--- SUPPLIED RECORDS ---
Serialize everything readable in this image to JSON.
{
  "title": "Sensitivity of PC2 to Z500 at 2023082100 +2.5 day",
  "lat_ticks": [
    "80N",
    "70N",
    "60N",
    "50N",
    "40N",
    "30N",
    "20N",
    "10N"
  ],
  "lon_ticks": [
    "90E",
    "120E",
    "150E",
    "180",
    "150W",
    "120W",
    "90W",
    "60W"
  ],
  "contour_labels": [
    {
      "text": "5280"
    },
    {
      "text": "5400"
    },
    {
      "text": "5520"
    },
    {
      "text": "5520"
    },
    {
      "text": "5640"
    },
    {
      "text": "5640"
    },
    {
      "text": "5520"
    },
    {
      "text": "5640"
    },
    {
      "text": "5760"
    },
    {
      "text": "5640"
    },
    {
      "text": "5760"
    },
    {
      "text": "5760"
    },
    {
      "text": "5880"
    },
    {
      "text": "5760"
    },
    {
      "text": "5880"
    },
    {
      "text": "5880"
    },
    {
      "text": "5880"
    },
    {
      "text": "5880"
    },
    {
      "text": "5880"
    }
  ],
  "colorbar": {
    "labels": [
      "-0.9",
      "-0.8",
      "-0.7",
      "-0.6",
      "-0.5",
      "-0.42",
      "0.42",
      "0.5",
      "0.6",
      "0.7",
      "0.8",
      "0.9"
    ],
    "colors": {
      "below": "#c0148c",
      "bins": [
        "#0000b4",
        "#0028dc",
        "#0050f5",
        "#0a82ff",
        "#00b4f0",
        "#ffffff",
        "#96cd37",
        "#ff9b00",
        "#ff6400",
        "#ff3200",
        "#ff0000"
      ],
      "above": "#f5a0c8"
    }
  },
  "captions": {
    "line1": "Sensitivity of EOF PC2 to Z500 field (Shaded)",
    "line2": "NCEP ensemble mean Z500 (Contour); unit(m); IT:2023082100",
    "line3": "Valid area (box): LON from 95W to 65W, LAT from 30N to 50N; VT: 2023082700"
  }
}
---
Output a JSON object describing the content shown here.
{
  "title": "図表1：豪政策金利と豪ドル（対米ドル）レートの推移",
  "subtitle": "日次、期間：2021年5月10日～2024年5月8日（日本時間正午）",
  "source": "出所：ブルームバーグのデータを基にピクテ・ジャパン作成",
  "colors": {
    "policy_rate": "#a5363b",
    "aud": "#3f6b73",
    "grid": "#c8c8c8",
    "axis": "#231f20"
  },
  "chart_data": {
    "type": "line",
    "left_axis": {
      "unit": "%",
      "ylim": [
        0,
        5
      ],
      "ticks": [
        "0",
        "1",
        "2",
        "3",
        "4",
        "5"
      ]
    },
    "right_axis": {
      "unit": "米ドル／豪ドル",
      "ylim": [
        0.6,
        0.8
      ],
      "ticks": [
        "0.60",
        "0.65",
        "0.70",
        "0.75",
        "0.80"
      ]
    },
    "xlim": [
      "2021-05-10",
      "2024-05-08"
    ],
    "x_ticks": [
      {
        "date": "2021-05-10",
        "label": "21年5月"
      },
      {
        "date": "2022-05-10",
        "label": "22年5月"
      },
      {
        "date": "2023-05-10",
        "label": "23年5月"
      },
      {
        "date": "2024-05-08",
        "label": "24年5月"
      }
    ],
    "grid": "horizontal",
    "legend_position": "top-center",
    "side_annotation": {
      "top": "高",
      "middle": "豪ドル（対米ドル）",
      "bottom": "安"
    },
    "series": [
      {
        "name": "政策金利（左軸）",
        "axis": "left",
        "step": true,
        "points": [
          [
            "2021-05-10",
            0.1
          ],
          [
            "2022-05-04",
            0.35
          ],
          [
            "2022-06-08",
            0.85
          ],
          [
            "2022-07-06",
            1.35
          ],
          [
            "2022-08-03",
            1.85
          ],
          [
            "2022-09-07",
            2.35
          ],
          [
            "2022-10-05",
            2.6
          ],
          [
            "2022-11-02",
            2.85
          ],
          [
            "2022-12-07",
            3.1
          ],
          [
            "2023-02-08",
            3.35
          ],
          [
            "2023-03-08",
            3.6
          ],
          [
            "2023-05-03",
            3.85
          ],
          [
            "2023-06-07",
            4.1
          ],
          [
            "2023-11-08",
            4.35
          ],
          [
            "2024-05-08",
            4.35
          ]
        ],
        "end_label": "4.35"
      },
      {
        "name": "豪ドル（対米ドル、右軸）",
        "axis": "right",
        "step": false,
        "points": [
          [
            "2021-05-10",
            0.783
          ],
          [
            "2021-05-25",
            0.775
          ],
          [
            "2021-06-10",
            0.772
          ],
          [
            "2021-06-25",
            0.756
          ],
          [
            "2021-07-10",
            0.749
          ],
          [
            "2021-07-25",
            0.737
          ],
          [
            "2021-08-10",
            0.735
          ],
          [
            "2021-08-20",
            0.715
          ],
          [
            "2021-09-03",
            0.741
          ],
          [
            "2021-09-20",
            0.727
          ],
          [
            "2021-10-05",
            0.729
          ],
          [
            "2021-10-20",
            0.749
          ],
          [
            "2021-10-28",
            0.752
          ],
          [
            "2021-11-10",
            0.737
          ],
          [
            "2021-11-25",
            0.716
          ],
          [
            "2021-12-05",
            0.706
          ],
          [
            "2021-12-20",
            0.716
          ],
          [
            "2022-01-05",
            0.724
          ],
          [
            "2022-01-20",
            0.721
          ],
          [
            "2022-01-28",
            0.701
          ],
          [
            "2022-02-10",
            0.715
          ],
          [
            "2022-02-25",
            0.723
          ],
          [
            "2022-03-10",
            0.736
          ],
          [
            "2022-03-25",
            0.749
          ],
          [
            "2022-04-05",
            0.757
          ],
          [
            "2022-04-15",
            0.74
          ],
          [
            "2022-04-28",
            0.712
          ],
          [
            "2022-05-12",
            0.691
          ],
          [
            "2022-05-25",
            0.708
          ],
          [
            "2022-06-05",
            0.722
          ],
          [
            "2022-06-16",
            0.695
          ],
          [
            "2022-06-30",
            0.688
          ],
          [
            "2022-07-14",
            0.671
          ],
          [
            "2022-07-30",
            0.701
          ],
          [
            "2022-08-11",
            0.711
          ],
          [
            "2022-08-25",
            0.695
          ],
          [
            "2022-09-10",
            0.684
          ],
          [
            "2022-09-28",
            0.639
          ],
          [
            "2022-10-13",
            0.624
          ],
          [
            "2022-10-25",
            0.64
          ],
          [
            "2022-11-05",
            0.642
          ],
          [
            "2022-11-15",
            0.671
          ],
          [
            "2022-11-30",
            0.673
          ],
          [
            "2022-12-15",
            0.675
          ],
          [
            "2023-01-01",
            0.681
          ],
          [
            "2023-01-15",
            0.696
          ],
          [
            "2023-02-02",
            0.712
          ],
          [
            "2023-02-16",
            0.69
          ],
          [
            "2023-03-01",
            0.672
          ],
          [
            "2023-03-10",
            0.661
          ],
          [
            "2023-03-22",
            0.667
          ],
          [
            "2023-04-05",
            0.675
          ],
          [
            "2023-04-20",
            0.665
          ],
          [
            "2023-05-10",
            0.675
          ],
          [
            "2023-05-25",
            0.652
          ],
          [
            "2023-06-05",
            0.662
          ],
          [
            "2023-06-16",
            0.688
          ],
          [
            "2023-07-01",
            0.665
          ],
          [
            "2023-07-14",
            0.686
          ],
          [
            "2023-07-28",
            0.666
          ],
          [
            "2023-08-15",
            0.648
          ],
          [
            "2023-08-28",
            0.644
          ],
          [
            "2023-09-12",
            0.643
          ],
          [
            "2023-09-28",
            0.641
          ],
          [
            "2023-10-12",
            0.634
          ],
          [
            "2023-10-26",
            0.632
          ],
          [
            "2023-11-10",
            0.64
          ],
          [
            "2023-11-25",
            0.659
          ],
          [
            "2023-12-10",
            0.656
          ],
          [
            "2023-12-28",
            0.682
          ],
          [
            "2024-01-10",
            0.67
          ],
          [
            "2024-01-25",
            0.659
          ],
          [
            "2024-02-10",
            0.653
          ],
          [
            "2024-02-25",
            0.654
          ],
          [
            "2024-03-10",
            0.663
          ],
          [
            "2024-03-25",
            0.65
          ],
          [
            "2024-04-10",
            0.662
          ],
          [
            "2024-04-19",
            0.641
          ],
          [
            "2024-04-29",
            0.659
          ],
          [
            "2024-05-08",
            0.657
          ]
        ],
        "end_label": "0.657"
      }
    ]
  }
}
---
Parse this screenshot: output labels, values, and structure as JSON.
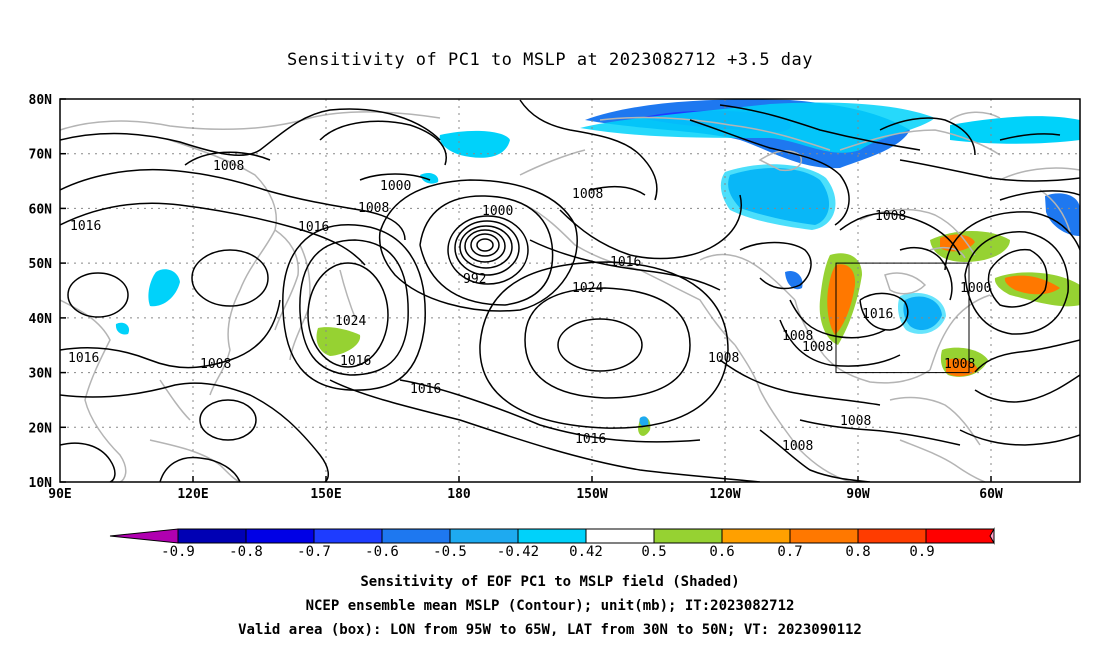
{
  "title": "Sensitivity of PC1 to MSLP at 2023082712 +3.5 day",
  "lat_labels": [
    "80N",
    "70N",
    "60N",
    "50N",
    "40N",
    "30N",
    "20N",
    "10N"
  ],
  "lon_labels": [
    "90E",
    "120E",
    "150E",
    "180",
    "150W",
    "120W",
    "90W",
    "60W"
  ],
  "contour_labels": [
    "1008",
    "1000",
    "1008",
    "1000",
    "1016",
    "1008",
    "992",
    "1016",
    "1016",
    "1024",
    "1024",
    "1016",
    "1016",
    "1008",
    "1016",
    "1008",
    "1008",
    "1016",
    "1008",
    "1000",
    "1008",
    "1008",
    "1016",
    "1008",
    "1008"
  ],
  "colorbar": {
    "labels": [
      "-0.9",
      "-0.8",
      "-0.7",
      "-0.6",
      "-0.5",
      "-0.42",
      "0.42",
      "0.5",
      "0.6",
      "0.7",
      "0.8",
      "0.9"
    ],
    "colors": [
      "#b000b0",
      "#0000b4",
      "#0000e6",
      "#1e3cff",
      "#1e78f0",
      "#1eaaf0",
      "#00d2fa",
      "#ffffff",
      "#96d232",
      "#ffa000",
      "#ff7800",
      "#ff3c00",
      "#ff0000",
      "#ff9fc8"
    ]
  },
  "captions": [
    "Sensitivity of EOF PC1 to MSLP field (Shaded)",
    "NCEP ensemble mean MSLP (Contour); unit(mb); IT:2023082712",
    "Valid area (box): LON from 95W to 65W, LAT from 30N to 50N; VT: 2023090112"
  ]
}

--- WHAT TO PRODUCE ---
Pick out and copy every line that contains the word "unit".

--- WRITTEN SOLUTION ---
    "line2": "NCEP ensemble mean Z500 (Contour); unit(m); IT:2023082100",
      "unit": "%",
      "unit": "米ドル／豪ドル",
    "NCEP ensemble mean MSLP (Contour); unit(mb); IT:2023082712",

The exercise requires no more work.